* INSTRUCTIONS FOR THE TASK *
Copy all the material below, exactly as it stands.

* MATERIAL *

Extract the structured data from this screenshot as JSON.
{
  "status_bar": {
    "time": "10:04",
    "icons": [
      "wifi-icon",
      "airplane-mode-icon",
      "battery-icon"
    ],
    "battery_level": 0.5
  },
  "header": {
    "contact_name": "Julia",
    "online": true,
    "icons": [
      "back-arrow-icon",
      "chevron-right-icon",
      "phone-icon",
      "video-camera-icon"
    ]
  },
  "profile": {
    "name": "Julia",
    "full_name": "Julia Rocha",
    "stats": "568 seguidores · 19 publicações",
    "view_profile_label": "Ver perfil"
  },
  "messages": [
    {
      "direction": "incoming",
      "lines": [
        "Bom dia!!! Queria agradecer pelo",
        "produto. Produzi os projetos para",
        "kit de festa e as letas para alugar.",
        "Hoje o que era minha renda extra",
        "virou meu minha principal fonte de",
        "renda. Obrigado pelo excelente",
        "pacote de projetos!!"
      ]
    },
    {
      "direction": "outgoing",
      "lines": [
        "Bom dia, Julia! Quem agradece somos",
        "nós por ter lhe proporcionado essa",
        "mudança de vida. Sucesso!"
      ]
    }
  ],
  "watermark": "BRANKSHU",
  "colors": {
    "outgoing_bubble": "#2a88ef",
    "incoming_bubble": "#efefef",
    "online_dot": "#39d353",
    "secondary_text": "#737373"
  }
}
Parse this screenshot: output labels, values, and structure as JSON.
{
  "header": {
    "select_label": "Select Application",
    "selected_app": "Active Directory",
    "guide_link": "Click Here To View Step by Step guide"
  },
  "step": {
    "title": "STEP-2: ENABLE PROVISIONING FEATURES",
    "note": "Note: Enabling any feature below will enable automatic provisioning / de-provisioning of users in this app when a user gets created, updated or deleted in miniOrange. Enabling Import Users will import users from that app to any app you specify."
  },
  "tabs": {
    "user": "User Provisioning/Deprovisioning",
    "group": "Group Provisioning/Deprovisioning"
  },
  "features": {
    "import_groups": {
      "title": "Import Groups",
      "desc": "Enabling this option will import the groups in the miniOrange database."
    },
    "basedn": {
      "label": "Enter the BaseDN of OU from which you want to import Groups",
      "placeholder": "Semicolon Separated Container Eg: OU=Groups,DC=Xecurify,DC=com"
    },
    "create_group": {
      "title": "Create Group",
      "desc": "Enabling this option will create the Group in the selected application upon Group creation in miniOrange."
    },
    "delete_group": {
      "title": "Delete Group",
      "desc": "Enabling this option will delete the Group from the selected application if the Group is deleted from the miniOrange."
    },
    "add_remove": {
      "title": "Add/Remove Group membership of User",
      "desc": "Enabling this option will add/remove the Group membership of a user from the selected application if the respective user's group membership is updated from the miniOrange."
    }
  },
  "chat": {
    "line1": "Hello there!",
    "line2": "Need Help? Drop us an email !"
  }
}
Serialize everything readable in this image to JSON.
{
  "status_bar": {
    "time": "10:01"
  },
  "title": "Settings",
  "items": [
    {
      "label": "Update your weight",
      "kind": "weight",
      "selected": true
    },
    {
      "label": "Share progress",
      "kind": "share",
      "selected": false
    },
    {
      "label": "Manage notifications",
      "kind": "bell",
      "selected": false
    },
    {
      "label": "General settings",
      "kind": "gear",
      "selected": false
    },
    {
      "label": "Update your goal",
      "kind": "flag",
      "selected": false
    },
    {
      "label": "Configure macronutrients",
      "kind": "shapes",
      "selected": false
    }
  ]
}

* TASK RESPONSE *
Extract the structured data from this screenshot as JSON.
{
  "status_bar": {
    "time": "10:04",
    "icons": [
      "wifi-icon",
      "airplane-mode-icon",
      "battery-icon"
    ],
    "battery_level": 0.5
  },
  "header": {
    "contact_name": "Julia",
    "online": true,
    "icons": [
      "back-arrow-icon",
      "chevron-right-icon",
      "phone-icon",
      "video-camera-icon"
    ]
  },
  "profile": {
    "name": "Julia",
    "full_name": "Julia Rocha",
    "stats": "568 seguidores · 19 publicações",
    "view_profile_label": "Ver perfil"
  },
  "messages": [
    {
      "direction": "incoming",
      "lines": [
        "Bom dia!!! Queria agradecer pelo",
        "produto. Produzi os projetos para",
        "kit de festa e as letas para alugar.",
        "Hoje o que era minha renda extra",
        "virou meu minha principal fonte de",
        "renda. Obrigado pelo excelente",
        "pacote de projetos!!"
      ]
    },
    {
      "direction": "outgoing",
      "lines": [
        "Bom dia, Julia! Quem agradece somos",
        "nós por ter lhe proporcionado essa",
        "mudança de vida. Sucesso!"
      ]
    }
  ],
  "watermark": "BRANKSHU",
  "colors": {
    "outgoing_bubble": "#2a88ef",
    "incoming_bubble": "#efefef",
    "online_dot": "#39d353",
    "secondary_text": "#737373"
  }
}
Parse this screenshot: output labels, values, and structure as JSON.
{
  "header": {
    "select_label": "Select Application",
    "selected_app": "Active Directory",
    "guide_link": "Click Here To View Step by Step guide"
  },
  "step": {
    "title": "STEP-2: ENABLE PROVISIONING FEATURES",
    "note": "Note: Enabling any feature below will enable automatic provisioning / de-provisioning of users in this app when a user gets created, updated or deleted in miniOrange. Enabling Import Users will import users from that app to any app you specify."
  },
  "tabs": {
    "user": "User Provisioning/Deprovisioning",
    "group": "Group Provisioning/Deprovisioning"
  },
  "features": {
    "import_groups": {
      "title": "Import Groups",
      "desc": "Enabling this option will import the groups in the miniOrange database."
    },
    "basedn": {
      "label": "Enter the BaseDN of OU from which you want to import Groups",
      "placeholder": "Semicolon Separated Container Eg: OU=Groups,DC=Xecurify,DC=com"
    },
    "create_group": {
      "title": "Create Group",
      "desc": "Enabling this option will create the Group in the selected application upon Group creation in miniOrange."
    },
    "delete_group": {
      "title": "Delete Group",
      "desc": "Enabling this option will delete the Group from the selected application if the Group is deleted from the miniOrange."
    },
    "add_remove": {
      "title": "Add/Remove Group membership of User",
      "desc": "Enabling this option will add/remove the Group membership of a user from the selected application if the respective user's group membership is updated from the miniOrange."
    }
  },
  "chat": {
    "line1": "Hello there!",
    "line2": "Need Help? Drop us an email !"
  }
}
Serialize everything readable in this image to JSON.
{
  "status_bar": {
    "time": "10:01"
  },
  "title": "Settings",
  "items": [
    {
      "label": "Update your weight",
      "kind": "weight",
      "selected": true
    },
    {
      "label": "Share progress",
      "kind": "share",
      "selected": false
    },
    {
      "label": "Manage notifications",
      "kind": "bell",
      "selected": false
    },
    {
      "label": "General settings",
      "kind": "gear",
      "selected": false
    },
    {
      "label": "Update your goal",
      "kind": "flag",
      "selected": false
    },
    {
      "label": "Configure macronutrients",
      "kind": "shapes",
      "selected": false
    }
  ]
}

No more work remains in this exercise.